Please reproduce the entries as a numbered list, starting from their very first line and ending with the line that contains "The iridescent vehicular badge assembly 100 is", both included. Leave out blank lines and nothing else.

# Given data:
★ ★ ★ ★ ★

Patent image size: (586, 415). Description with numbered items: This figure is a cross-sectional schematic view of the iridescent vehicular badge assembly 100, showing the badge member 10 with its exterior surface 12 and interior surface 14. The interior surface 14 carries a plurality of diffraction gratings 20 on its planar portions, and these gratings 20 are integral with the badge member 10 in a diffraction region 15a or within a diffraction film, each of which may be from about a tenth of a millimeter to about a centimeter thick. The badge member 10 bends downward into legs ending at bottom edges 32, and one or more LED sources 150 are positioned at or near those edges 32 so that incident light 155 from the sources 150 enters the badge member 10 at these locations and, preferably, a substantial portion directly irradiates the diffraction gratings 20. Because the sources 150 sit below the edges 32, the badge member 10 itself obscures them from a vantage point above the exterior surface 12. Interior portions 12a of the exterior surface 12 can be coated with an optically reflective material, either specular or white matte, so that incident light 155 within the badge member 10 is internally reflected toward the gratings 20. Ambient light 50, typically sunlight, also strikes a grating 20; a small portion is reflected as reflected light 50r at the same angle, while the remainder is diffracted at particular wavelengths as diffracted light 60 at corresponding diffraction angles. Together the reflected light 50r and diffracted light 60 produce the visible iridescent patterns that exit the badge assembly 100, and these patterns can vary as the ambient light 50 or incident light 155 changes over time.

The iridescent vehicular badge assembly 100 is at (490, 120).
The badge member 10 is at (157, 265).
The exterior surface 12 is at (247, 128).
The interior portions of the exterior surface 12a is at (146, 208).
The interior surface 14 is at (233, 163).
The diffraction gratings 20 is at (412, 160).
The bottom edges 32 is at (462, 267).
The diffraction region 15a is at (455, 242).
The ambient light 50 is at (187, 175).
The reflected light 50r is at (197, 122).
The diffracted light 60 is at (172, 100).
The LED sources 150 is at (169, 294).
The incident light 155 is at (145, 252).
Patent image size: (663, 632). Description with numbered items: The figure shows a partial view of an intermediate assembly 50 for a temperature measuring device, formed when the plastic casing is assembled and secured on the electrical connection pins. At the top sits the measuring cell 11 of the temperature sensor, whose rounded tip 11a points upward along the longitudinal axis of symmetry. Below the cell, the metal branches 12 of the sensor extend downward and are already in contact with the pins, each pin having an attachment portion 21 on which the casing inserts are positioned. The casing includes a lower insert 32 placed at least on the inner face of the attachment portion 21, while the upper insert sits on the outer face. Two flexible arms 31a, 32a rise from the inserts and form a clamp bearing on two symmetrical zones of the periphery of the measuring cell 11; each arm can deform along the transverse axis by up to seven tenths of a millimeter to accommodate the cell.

★ ★ ★ ★ ★

# Completed exercise:
1. Patent image size: (586, 415). Description with numbered items: This figure is a cross-sectional schematic view of the iridescent vehicular badge assembly 100, showing the badge member 10 with its exterior surface 12 and interior surface 14. The interior surface 14 carries a plurality of diffraction gratings 20 on its planar portions, and these gratings 20 are integral with the badge member 10 in a diffraction region 15a or within a diffraction film, each of which may be from about a tenth of a millimeter to about a centimeter thick. The badge member 10 bends downward into legs ending at bottom edges 32, and one or more LED sources 150 are positioned at or near those edges 32 so that incident light 155 from the sources 150 enters the badge member 10 at these locations and, preferably, a substantial portion directly irradiates the diffraction gratings 20. Because the sources 150 sit below the edges 32, the badge member 10 itself obscures them from a vantage point above the exterior surface 12. Interior portions 12a of the exterior surface 12 can be coated with an optically reflective material, either specular or white matte, so that incident light 155 within the badge member 10 is internally reflected toward the gratings 20. Ambient light 50, typically sunlight, also strikes a grating 20; a small portion is reflected as reflected light 50r at the same angle, while the remainder is diffracted at particular wavelengths as diffracted light 60 at corresponding diffraction angles. Together the reflected light 50r and diffracted light 60 produce the visible iridescent patterns that exit the badge assembly 100, and these patterns can vary as the ambient light 50 or incident light 155 changes over time.
2. The iridescent vehicular badge assembly 100 is at (490, 120).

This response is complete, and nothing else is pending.